* BEGIN Dataset extract *

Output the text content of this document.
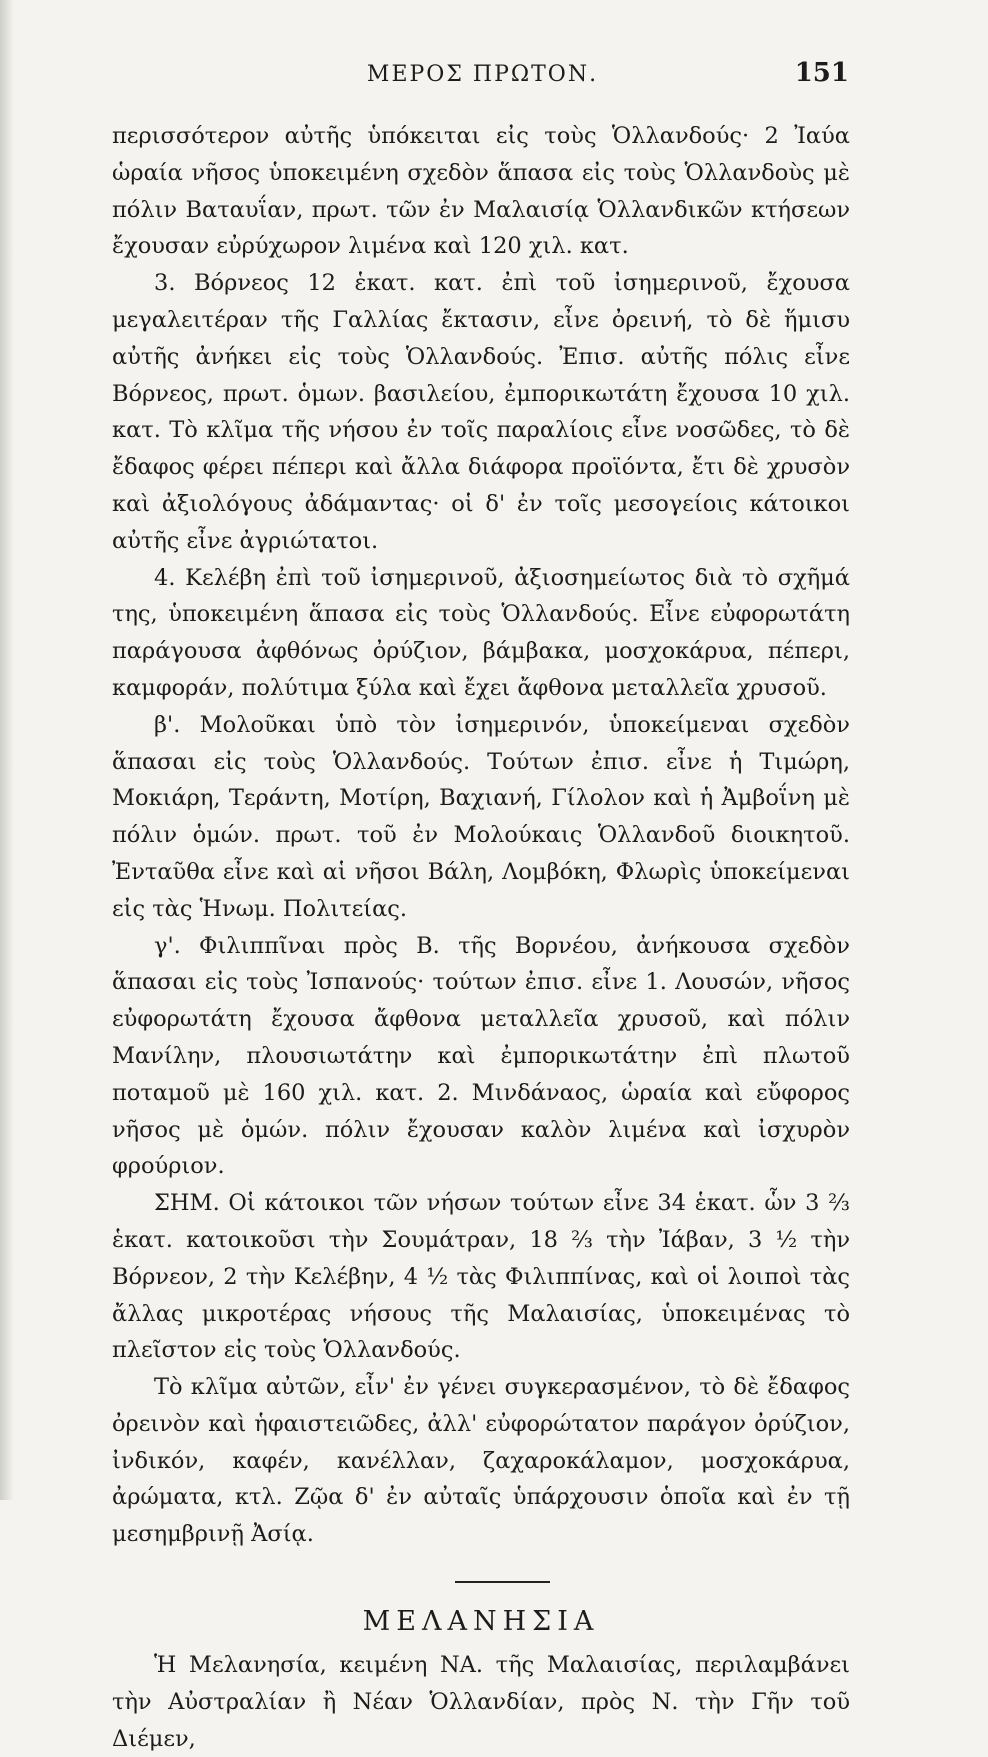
ΜΕΡΟΣ ΠΡΩΤΟΝ.	151

περισσότερον αὐτῆς ὑπόκειται εἰς τοὺς Ὁλλανδούς· 2 Ἰαύα ὡραία νῆσος ὑποκειμένη σχεδὸν ἅπασα εἰς τοὺς Ὁλλανδοὺς μὲ πόλιν Βαταυΐαν, πρωτ. τῶν ἐν Μαλαισίᾳ Ὁλλανδικῶν κτήσεων ἔχουσαν εὐρύχωρον λιμένα καὶ 120 χιλ. κατ.

3. Βόρνεος 12 ἑκατ. κατ. ἐπὶ τοῦ ἰσημερινοῦ, ἔχουσα μεγαλειτέραν τῆς Γαλλίας ἔκτασιν, εἶνε ὀρεινή, τὸ δὲ ἥμισυ αὐτῆς ἀνήκει εἰς τοὺς Ὁλλανδούς. Ἐπισ. αὐτῆς πόλις εἶνε Βόρνεος, πρωτ. ὁμων. βασιλείου, ἐμπορικωτάτη ἔχουσα 10 χιλ. κατ. Τὸ κλῖμα τῆς νήσου ἐν τοῖς παραλίοις εἶνε νοσῶδες, τὸ δὲ ἔδαφος φέρει πέπερι καὶ ἄλλα διάφορα προϊόντα, ἔτι δὲ χρυσὸν καὶ ἀξιολόγους ἀδάμαντας· οἱ δ' ἐν τοῖς μεσογείοις κάτοικοι αὐτῆς εἶνε ἀγριώτατοι.

4. Κελέβη ἐπὶ τοῦ ἰσημερινοῦ, ἀξιοσημείωτος διὰ τὸ σχῆμά της, ὑποκειμένη ἅπασα εἰς τοὺς Ὁλλανδούς. Εἶνε εὐφορωτάτη παράγουσα ἀφθόνως ὀρύζιον, βάμβακα, μοσχοκάρυα, πέπερι, καμφοράν, πολύτιμα ξύλα καὶ ἔχει ἄφθονα μεταλλεῖα χρυσοῦ.

β'. Μολοῦκαι ὑπὸ τὸν ἰσημερινόν, ὑποκείμεναι σχεδὸν ἅπασαι εἰς τοὺς Ὁλλανδούς. Τούτων ἐπισ. εἶνε ἡ Τιμώρη, Μοκιάρη, Τεράντη, Μοτίρη, Βαχιανή, Γίλολον καὶ ἡ Ἀμβοΐνη μὲ πόλιν ὁμών. πρωτ. τοῦ ἐν Μολούκαις Ὁλλανδοῦ διοικητοῦ. Ἐνταῦθα εἶνε καὶ αἱ νῆσοι Βάλη, Λομβόκη, Φλωρὶς ὑποκείμεναι εἰς τὰς Ἡνωμ. Πολιτείας.

γ'. Φιλιππῖναι πρὸς Β. τῆς Βορνέου, ἀνήκουσα σχεδὸν ἅπασαι εἰς τοὺς Ἰσπανούς· τούτων ἐπισ. εἶνε 1. Λουσών, νῆσος εὐφορωτάτη ἔχουσα ἄφθονα μεταλλεῖα χρυσοῦ, καὶ πόλιν Μανίλην, πλουσιωτάτην καὶ ἐμπορικωτάτην ἐπὶ πλωτοῦ ποταμοῦ μὲ 160 χιλ. κατ. 2. Μινδάναος, ὡραία καὶ εὔφορος νῆσος μὲ ὁμών. πόλιν ἔχουσαν καλὸν λιμένα καὶ ἰσχυρὸν φρούριον.

ΣΗΜ. Οἱ κάτοικοι τῶν νήσων τούτων εἶνε 34 ἑκατ. ὧν 3 ⅔ ἑκατ. κατοικοῦσι τὴν Σουμάτραν, 18 ⅔ τὴν Ἰάβαν, 3 ½ τὴν Βόρνεον, 2 τὴν Κελέβην, 4 ½ τὰς Φιλιππίνας, καὶ οἱ λοιποὶ τὰς ἄλλας μικροτέρας νήσους τῆς Μαλαισίας, ὑποκειμένας τὸ πλεῖστον εἰς τοὺς Ὁλλανδούς.

Τὸ κλῖμα αὐτῶν, εἶν' ἐν γένει συγκερασμένον, τὸ δὲ ἔδαφος ὀρεινὸν καὶ ἡφαιστειῶδες, ἀλλ' εὐφορώτατον παράγον ὀρύζιον, ἰνδικόν, καφέν, κανέλλαν, ζαχαροκάλαμον, μοσχοκάρυα, ἀρώματα, κτλ. Ζῷα δ' ἐν αὐταῖς ὑπάρχουσιν ὁποῖα καὶ ἐν τῇ μεσημβρινῇ Ἀσίᾳ.

ΜΕΛΑΝΗΣΙΑ

Ἡ Μελανησία, κειμένη ΝΑ. τῆς Μαλαισίας, περιλαμβάνει τὴν Αὐστραλίαν ἢ Νέαν Ὁλλανδίαν, πρὸς Ν. τὴν Γῆν τοῦ Διέμεν,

* END Dataset extract *

Leaving out the pictures, repeat the data above exactly.

▸ **Exercise output**:
Output the text content of this document.
ΜΕΡΟΣ ΠΡΩΤΟΝ.	151

περισσότερον αὐτῆς ὑπόκειται εἰς τοὺς Ὁλλανδούς· 2 Ἰαύα ὡραία νῆσος ὑποκειμένη σχεδὸν ἅπασα εἰς τοὺς Ὁλλανδοὺς μὲ πόλιν Βαταυΐαν, πρωτ. τῶν ἐν Μαλαισίᾳ Ὁλλανδικῶν κτήσεων ἔχουσαν εὐρύχωρον λιμένα καὶ 120 χιλ. κατ.

3. Βόρνεος 12 ἑκατ. κατ. ἐπὶ τοῦ ἰσημερινοῦ, ἔχουσα μεγαλειτέραν τῆς Γαλλίας ἔκτασιν, εἶνε ὀρεινή, τὸ δὲ ἥμισυ αὐτῆς ἀνήκει εἰς τοὺς Ὁλλανδούς. Ἐπισ. αὐτῆς πόλις εἶνε Βόρνεος, πρωτ. ὁμων. βασιλείου, ἐμπορικωτάτη ἔχουσα 10 χιλ. κατ. Τὸ κλῖμα τῆς νήσου ἐν τοῖς παραλίοις εἶνε νοσῶδες, τὸ δὲ ἔδαφος φέρει πέπερι καὶ ἄλλα διάφορα προϊόντα, ἔτι δὲ χρυσὸν καὶ ἀξιολόγους ἀδάμαντας· οἱ δ' ἐν τοῖς μεσογείοις κάτοικοι αὐτῆς εἶνε ἀγριώτατοι.

4. Κελέβη ἐπὶ τοῦ ἰσημερινοῦ, ἀξιοσημείωτος διὰ τὸ σχῆμά της, ὑποκειμένη ἅπασα εἰς τοὺς Ὁλλανδούς. Εἶνε εὐφορωτάτη παράγουσα ἀφθόνως ὀρύζιον, βάμβακα, μοσχοκάρυα, πέπερι, καμφοράν, πολύτιμα ξύλα καὶ ἔχει ἄφθονα μεταλλεῖα χρυσοῦ.

β'. Μολοῦκαι ὑπὸ τὸν ἰσημερινόν, ὑποκείμεναι σχεδὸν ἅπασαι εἰς τοὺς Ὁλλανδούς. Τούτων ἐπισ. εἶνε ἡ Τιμώρη, Μοκιάρη, Τεράντη, Μοτίρη, Βαχιανή, Γίλολον καὶ ἡ Ἀμβοΐνη μὲ πόλιν ὁμών. πρωτ. τοῦ ἐν Μολούκαις Ὁλλανδοῦ διοικητοῦ. Ἐνταῦθα εἶνε καὶ αἱ νῆσοι Βάλη, Λομβόκη, Φλωρὶς ὑποκείμεναι εἰς τὰς Ἡνωμ. Πολιτείας.

γ'. Φιλιππῖναι πρὸς Β. τῆς Βορνέου, ἀνήκουσα σχεδὸν ἅπασαι εἰς τοὺς Ἰσπανούς· τούτων ἐπισ. εἶνε 1. Λουσών, νῆσος εὐφορωτάτη ἔχουσα ἄφθονα μεταλλεῖα χρυσοῦ, καὶ πόλιν Μανίλην, πλουσιωτάτην καὶ ἐμπορικωτάτην ἐπὶ πλωτοῦ ποταμοῦ μὲ 160 χιλ. κατ. 2. Μινδάναος, ὡραία καὶ εὔφορος νῆσος μὲ ὁμών. πόλιν ἔχουσαν καλὸν λιμένα καὶ ἰσχυρὸν φρούριον.

ΣΗΜ. Οἱ κάτοικοι τῶν νήσων τούτων εἶνε 34 ἑκατ. ὧν 3 ⅔ ἑκατ. κατοικοῦσι τὴν Σουμάτραν, 18 ⅔ τὴν Ἰάβαν, 3 ½ τὴν Βόρνεον, 2 τὴν Κελέβην, 4 ½ τὰς Φιλιππίνας, καὶ οἱ λοιποὶ τὰς ἄλλας μικροτέρας νήσους τῆς Μαλαισίας, ὑποκειμένας τὸ πλεῖστον εἰς τοὺς Ὁλλανδούς.

Τὸ κλῖμα αὐτῶν, εἶν' ἐν γένει συγκερασμένον, τὸ δὲ ἔδαφος ὀρεινὸν καὶ ἡφαιστειῶδες, ἀλλ' εὐφορώτατον παράγον ὀρύζιον, ἰνδικόν, καφέν, κανέλλαν, ζαχαροκάλαμον, μοσχοκάρυα, ἀρώματα, κτλ. Ζῷα δ' ἐν αὐταῖς ὑπάρχουσιν ὁποῖα καὶ ἐν τῇ μεσημβρινῇ Ἀσίᾳ.

ΜΕΛΑΝΗΣΙΑ

Ἡ Μελανησία, κειμένη ΝΑ. τῆς Μαλαισίας, περιλαμβάνει τὴν Αὐστραλίαν ἢ Νέαν Ὁλλανδίαν, πρὸς Ν. τὴν Γῆν τοῦ Διέμεν,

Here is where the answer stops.